▸ **To do**
Show each line from the listing that includes the word "Barrio".

▸ **Extracted information**
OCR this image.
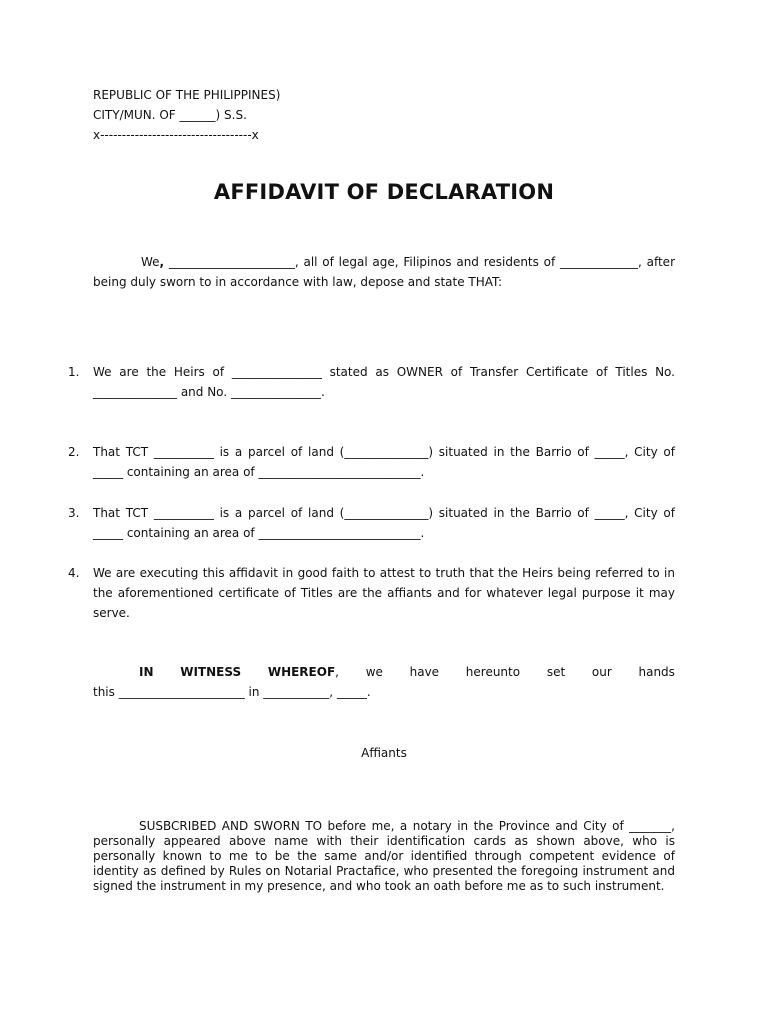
REPUBLIC OF THE PHILIPPINES)
CITY/MUN. OF ______) S.S.
x-----------------------------------x
AFFIDAVIT OF DECLARATION
We, _____________________, all of legal age, Filipinos and residents of _____________, after being duly sworn to in accordance with law, depose and state THAT:
1. We are the Heirs of _______________ stated as OWNER of Transfer Certificate of Titles No. ______________ and No. _______________.
2. That TCT __________ is a parcel of land (______________) situated in the Barrio of _____, City of _____ containing an area of ___________________________.
3. That TCT __________ is a parcel of land (______________) situated in the Barrio of _____, City of _____ containing an area of ___________________________.
4. We are executing this affidavit in good faith to attest to truth that the Heirs being referred to in the aforementioned certificate of Titles are the affiants and for whatever legal purpose it may serve.
IN WITNESS WHEREOF, we have hereunto set our hands
this _____________________ in ___________, _____.
Affiants
SUSBCRIBED AND SWORN TO before me, a notary in the Province and City of _______, personally appeared above name with their identification cards as shown above, who is personally known to me to be the same and/or identified through competent evidence of identity as defined by Rules on Notarial Practafice, who presented the foregoing instrument and signed the instrument in my presence, and who took an oath before me as to such instrument.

▸ **Solution to the exercise**
2. That TCT __________ is a parcel of land (______________) situated in the Barrio of _____, City of _____ containing an area of ___________________________.
3. That TCT __________ is a parcel of land (______________) situated in the Barrio of _____, City of _____ containing an area of ___________________________.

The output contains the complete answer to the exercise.